• AIM OF THE EXERCISE
Copy each entry as it stands, leaving nothing out.

• RAW RECORDS
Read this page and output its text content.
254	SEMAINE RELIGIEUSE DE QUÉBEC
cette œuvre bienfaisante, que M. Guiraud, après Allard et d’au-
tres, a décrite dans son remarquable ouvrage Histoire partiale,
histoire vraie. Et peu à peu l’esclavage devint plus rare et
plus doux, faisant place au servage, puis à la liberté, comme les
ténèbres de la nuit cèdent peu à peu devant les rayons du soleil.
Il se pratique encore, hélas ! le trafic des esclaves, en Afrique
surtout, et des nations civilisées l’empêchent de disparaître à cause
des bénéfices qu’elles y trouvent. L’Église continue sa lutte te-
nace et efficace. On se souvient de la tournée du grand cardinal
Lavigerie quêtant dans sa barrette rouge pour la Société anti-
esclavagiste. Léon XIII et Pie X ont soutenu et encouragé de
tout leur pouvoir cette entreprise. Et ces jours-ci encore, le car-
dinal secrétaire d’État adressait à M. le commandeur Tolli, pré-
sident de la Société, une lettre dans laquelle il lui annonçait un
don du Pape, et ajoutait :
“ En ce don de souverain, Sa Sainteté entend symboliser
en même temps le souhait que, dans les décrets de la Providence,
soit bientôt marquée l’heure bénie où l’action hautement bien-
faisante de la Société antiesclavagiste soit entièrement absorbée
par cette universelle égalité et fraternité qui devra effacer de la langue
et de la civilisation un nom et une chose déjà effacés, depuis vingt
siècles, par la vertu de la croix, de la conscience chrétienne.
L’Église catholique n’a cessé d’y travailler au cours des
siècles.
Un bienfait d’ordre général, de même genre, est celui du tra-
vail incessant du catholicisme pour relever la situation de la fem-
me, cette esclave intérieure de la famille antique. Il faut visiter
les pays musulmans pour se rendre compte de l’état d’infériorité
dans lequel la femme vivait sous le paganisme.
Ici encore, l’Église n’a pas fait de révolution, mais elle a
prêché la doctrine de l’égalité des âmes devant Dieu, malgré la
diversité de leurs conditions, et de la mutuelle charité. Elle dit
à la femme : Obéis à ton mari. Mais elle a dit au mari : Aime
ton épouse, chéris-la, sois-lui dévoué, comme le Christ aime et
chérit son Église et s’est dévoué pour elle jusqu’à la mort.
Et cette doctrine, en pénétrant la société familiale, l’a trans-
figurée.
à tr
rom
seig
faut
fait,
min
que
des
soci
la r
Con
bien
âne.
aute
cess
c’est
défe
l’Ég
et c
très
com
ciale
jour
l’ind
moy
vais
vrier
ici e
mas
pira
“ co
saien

• EXERCISE RESPONSE
Read this page and output its text content.
254	SEMAINE RELIGIEUSE DE QUÉBEC
cette œuvre bienfaisante, que M. Guiraud, après Allard et d’au-
tres, a décrite dans son remarquable ouvrage Histoire partiale,
histoire vraie. Et peu à peu l’esclavage devint plus rare et
plus doux, faisant place au servage, puis à la liberté, comme les
ténèbres de la nuit cèdent peu à peu devant les rayons du soleil.
Il se pratique encore, hélas ! le trafic des esclaves, en Afrique
surtout, et des nations civilisées l’empêchent de disparaître à cause
des bénéfices qu’elles y trouvent. L’Église continue sa lutte te-
nace et efficace. On se souvient de la tournée du grand cardinal
Lavigerie quêtant dans sa barrette rouge pour la Société anti-
esclavagiste. Léon XIII et Pie X ont soutenu et encouragé de
tout leur pouvoir cette entreprise. Et ces jours-ci encore, le car-
dinal secrétaire d’État adressait à M. le commandeur Tolli, pré-
sident de la Société, une lettre dans laquelle il lui annonçait un
don du Pape, et ajoutait :
“ En ce don de souverain, Sa Sainteté entend symboliser
en même temps le souhait que, dans les décrets de la Providence,
soit bientôt marquée l’heure bénie où l’action hautement bien-
faisante de la Société antiesclavagiste soit entièrement absorbée
par cette universelle égalité et fraternité qui devra effacer de la langue
et de la civilisation un nom et une chose déjà effacés, depuis vingt
siècles, par la vertu de la croix, de la conscience chrétienne.
L’Église catholique n’a cessé d’y travailler au cours des
siècles.
Un bienfait d’ordre général, de même genre, est celui du tra-
vail incessant du catholicisme pour relever la situation de la fem-
me, cette esclave intérieure de la famille antique. Il faut visiter
les pays musulmans pour se rendre compte de l’état d’infériorité
dans lequel la femme vivait sous le paganisme.
Ici encore, l’Église n’a pas fait de révolution, mais elle a
prêché la doctrine de l’égalité des âmes devant Dieu, malgré la
diversité de leurs conditions, et de la mutuelle charité. Elle dit
à la femme : Obéis à ton mari. Mais elle a dit au mari : Aime
ton épouse, chéris-la, sois-lui dévoué, comme le Christ aime et
chérit son Église et s’est dévoué pour elle jusqu’à la mort.
Et cette doctrine, en pénétrant la société familiale, l’a trans-
figurée.
à tr
rom
seig
faut
fait,
min
que
des
soci
la r
Con
bien
âne.
aute
cess
c’est
défe
l’Ég
et c
très
com
ciale
jour
l’ind
moy
vais
vrier
ici e
mas
pira
“ co
saien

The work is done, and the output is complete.